** BEGIN **
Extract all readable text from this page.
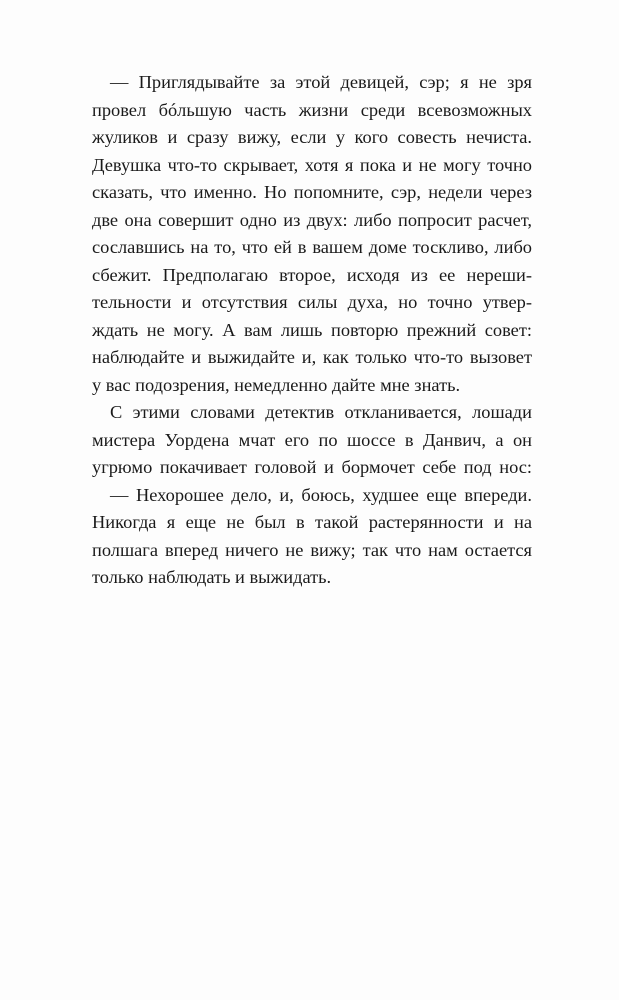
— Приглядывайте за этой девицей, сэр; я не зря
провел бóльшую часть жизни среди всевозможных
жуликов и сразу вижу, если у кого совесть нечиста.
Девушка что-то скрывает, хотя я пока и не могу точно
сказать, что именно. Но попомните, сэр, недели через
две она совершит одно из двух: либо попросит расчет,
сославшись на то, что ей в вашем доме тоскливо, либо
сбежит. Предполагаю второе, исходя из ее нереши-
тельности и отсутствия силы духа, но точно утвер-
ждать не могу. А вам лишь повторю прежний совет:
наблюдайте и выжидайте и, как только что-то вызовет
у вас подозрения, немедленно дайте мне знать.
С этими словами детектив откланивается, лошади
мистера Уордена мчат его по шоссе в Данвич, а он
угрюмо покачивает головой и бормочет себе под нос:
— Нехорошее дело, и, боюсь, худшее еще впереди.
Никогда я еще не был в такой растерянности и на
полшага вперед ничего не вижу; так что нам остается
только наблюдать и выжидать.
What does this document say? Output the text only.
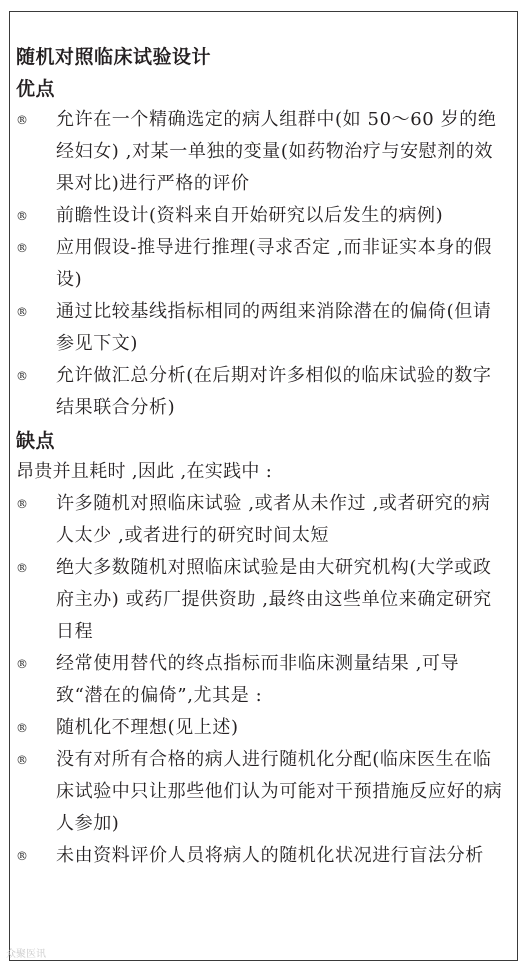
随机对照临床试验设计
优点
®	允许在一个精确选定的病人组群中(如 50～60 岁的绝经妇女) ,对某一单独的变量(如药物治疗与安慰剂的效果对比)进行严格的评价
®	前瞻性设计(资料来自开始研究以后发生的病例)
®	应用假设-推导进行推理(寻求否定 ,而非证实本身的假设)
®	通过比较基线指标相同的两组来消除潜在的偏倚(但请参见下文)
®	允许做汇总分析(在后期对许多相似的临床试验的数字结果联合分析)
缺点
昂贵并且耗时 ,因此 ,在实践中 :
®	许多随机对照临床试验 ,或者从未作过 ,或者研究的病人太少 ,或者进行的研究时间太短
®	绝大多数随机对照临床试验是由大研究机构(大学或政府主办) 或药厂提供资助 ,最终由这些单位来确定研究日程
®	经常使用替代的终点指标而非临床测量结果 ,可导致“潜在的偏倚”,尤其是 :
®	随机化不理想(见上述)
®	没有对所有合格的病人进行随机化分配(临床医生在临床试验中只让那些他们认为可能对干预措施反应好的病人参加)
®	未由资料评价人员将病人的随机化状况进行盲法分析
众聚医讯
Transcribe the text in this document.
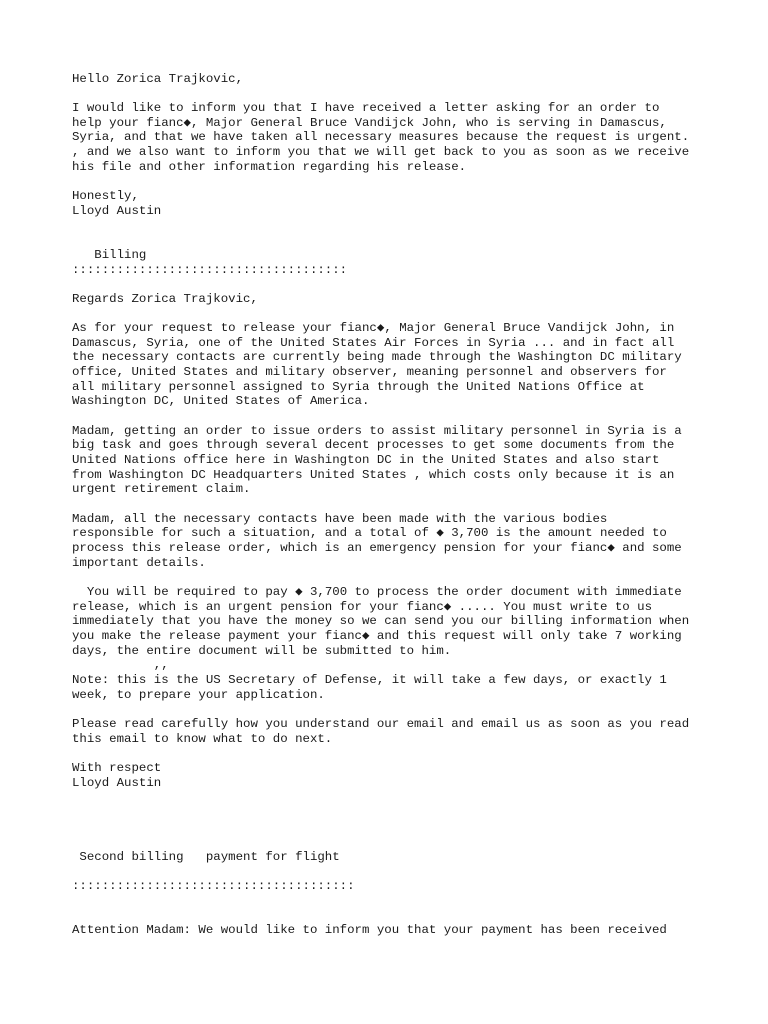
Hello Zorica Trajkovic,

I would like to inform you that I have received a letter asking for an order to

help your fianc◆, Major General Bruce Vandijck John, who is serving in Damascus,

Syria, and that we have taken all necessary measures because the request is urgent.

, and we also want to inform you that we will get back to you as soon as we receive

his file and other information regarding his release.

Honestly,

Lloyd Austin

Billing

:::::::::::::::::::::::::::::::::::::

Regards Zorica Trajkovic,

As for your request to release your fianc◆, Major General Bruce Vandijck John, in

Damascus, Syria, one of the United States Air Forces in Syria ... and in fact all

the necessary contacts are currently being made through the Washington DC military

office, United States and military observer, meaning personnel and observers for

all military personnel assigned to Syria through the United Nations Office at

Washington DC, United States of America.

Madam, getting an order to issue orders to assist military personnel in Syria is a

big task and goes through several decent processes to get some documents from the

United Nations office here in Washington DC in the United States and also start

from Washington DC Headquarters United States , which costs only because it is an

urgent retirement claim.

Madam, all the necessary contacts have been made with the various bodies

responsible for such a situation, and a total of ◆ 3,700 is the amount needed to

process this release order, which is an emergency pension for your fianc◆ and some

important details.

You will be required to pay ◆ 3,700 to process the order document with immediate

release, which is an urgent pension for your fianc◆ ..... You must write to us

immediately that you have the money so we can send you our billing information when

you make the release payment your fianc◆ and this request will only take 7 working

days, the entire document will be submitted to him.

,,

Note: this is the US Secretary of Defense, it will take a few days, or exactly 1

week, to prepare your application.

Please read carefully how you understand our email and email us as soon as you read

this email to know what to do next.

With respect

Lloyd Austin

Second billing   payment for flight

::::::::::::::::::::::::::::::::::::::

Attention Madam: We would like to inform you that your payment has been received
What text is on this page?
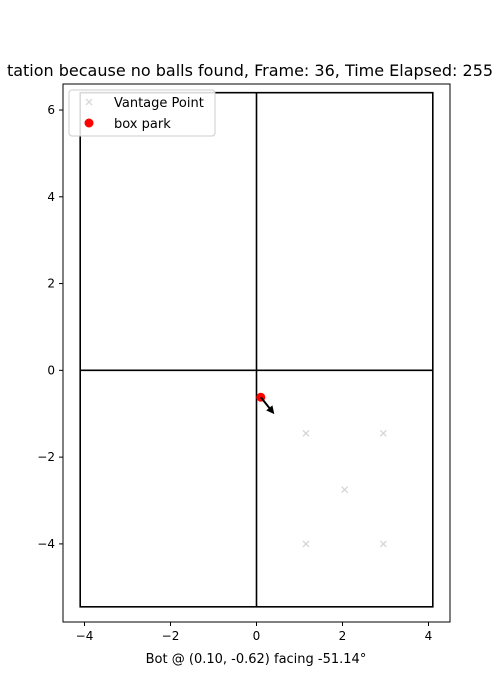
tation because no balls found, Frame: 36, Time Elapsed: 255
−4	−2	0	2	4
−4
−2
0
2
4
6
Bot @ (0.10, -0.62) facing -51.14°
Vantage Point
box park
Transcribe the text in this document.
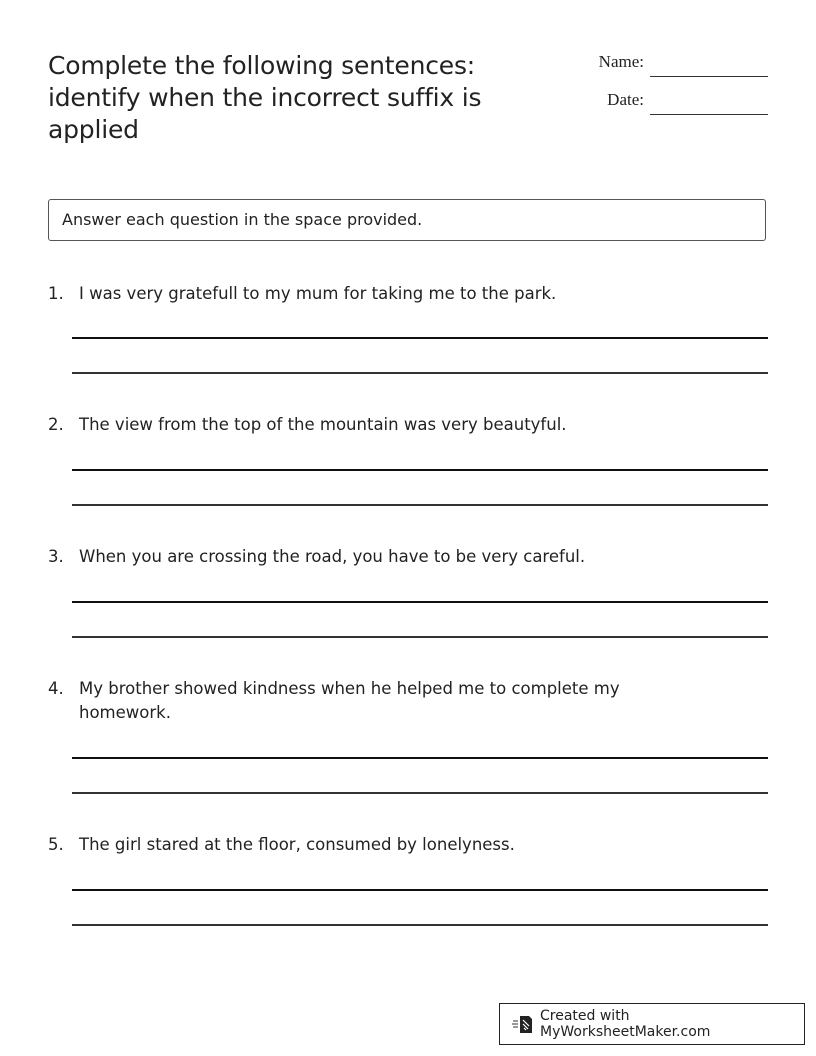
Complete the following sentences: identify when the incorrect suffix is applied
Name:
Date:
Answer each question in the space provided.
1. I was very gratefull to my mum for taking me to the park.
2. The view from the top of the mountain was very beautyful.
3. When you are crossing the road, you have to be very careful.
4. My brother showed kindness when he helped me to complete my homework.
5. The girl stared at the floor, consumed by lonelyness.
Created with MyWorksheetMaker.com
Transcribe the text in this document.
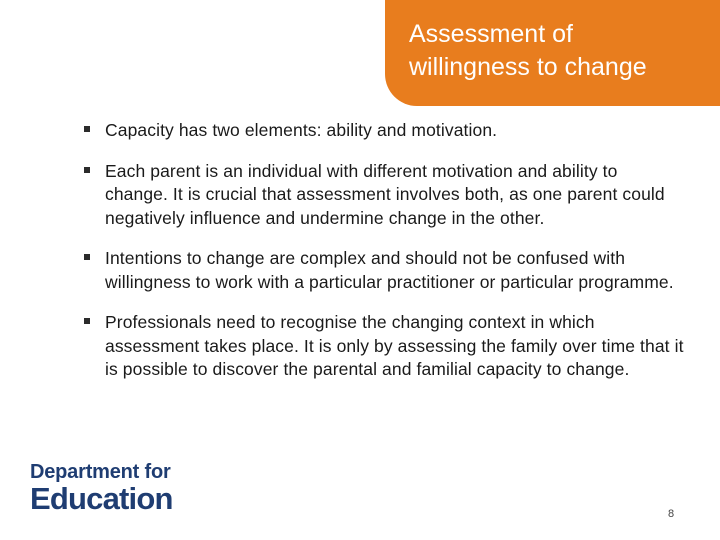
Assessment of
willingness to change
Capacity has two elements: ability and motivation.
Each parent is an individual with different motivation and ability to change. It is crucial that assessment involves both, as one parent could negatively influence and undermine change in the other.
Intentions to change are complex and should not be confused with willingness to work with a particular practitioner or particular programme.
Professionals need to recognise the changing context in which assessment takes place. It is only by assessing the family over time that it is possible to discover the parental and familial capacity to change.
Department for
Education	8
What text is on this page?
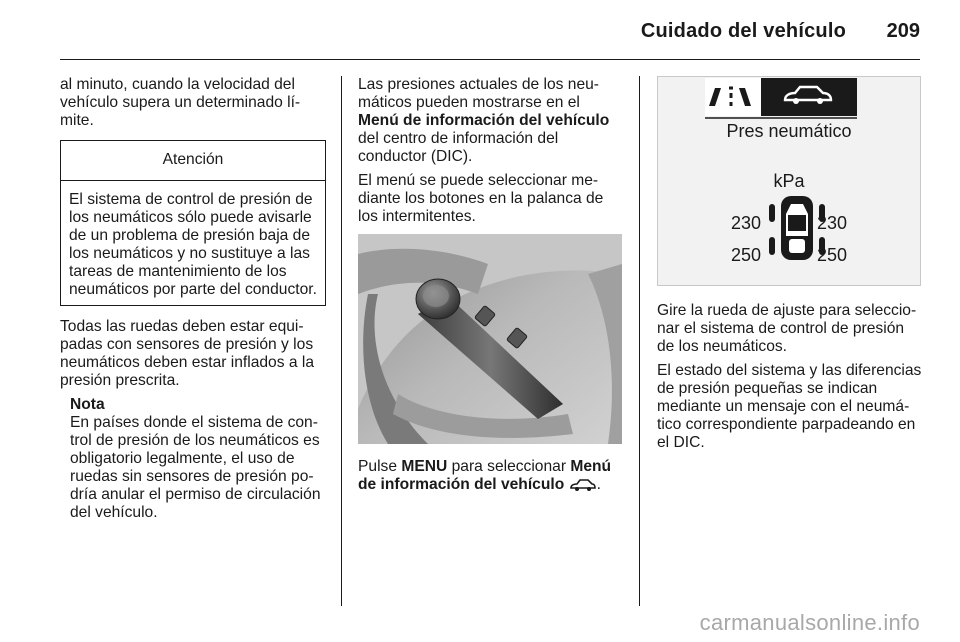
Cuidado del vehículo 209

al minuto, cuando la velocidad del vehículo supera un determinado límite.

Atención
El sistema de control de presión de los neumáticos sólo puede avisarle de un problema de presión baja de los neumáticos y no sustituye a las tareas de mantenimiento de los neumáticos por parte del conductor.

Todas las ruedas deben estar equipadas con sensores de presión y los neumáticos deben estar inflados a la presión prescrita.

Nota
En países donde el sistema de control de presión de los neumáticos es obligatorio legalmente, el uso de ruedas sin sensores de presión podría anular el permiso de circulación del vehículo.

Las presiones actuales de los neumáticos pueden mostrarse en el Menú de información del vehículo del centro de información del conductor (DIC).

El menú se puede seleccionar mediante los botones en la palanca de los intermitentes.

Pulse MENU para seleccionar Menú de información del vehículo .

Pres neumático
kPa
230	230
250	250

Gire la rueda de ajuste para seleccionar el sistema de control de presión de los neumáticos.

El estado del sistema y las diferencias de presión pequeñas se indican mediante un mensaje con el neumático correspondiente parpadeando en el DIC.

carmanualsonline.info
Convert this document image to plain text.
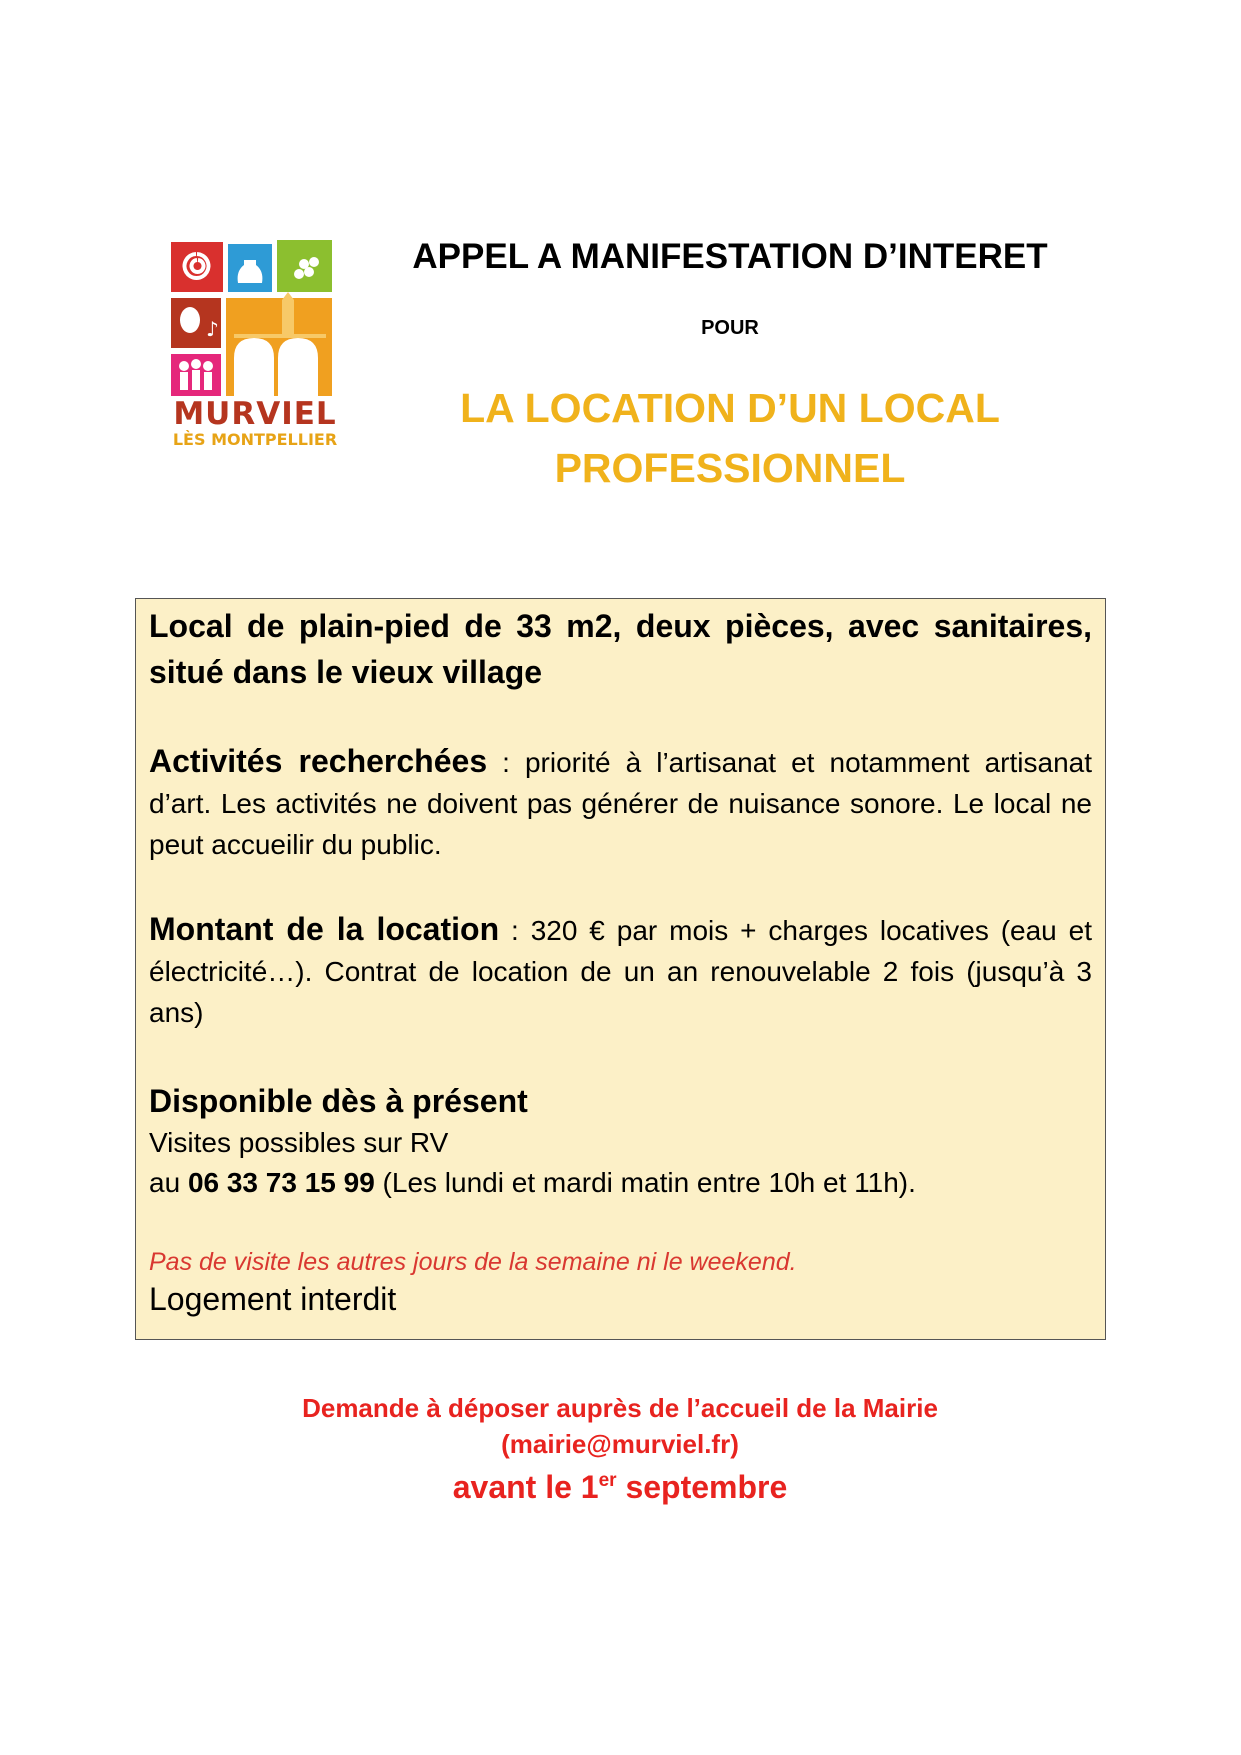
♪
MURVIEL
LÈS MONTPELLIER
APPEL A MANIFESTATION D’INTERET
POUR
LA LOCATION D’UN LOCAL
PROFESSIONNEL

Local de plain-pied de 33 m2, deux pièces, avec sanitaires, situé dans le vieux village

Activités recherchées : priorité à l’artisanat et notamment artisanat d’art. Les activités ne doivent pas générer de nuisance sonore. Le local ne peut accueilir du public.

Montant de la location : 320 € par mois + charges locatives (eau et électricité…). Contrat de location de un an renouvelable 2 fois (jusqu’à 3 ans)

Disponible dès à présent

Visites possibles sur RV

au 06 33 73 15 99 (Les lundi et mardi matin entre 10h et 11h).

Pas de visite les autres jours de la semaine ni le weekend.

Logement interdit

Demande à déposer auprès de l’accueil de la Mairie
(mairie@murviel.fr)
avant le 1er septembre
** END **
▸ **PROBLEM DESCRIPTION**
Extract every line above containing the word "which".

▸ **REPLY**
from Washington DC Headquarters United States , which costs only because it is an
process this release order, which is an emergency pension for your fianc◆ and some
release, which is an urgent pension for your fianc◆ ..... You must write to us
Professionals need to recognise the changing context in which assessment takes place. It is only by assessing the family over time that it is possible to discover the parental and familial capacity to change.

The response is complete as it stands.